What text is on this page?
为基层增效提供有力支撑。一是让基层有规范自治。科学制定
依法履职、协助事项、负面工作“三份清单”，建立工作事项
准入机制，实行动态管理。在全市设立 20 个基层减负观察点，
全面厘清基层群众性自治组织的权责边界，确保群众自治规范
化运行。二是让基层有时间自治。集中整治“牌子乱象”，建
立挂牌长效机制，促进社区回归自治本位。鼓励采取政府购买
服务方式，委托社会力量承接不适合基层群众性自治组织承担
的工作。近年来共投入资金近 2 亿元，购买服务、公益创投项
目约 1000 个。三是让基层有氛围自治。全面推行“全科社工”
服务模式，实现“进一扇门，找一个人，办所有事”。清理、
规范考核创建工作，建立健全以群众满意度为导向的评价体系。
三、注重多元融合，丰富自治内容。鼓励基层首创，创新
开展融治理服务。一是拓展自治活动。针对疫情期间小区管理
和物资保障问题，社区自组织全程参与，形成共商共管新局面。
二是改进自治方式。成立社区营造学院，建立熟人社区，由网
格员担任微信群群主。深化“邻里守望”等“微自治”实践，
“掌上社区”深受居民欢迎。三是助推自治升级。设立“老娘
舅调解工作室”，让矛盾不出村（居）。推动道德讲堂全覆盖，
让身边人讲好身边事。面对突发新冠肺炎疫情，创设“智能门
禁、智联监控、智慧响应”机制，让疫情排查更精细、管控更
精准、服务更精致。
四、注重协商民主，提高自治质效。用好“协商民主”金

• AIM
Your task is to print the whole listing again exactly.

• TASK SOLUTION
What text is on this page?
为基层增效提供有力支撑。一是让基层有规范自治。科学制定
依法履职、协助事项、负面工作“三份清单”，建立工作事项
准入机制，实行动态管理。在全市设立 20 个基层减负观察点，
全面厘清基层群众性自治组织的权责边界，确保群众自治规范
化运行。二是让基层有时间自治。集中整治“牌子乱象”，建
立挂牌长效机制，促进社区回归自治本位。鼓励采取政府购买
服务方式，委托社会力量承接不适合基层群众性自治组织承担
的工作。近年来共投入资金近 2 亿元，购买服务、公益创投项
目约 1000 个。三是让基层有氛围自治。全面推行“全科社工”
服务模式，实现“进一扇门，找一个人，办所有事”。清理、
规范考核创建工作，建立健全以群众满意度为导向的评价体系。
三、注重多元融合，丰富自治内容。鼓励基层首创，创新
开展融治理服务。一是拓展自治活动。针对疫情期间小区管理
和物资保障问题，社区自组织全程参与，形成共商共管新局面。
二是改进自治方式。成立社区营造学院，建立熟人社区，由网
格员担任微信群群主。深化“邻里守望”等“微自治”实践，
“掌上社区”深受居民欢迎。三是助推自治升级。设立“老娘
舅调解工作室”，让矛盾不出村（居）。推动道德讲堂全覆盖，
让身边人讲好身边事。面对突发新冠肺炎疫情，创设“智能门
禁、智联监控、智慧响应”机制，让疫情排查更精细、管控更
精准、服务更精致。
四、注重协商民主，提高自治质效。用好“协商民主”金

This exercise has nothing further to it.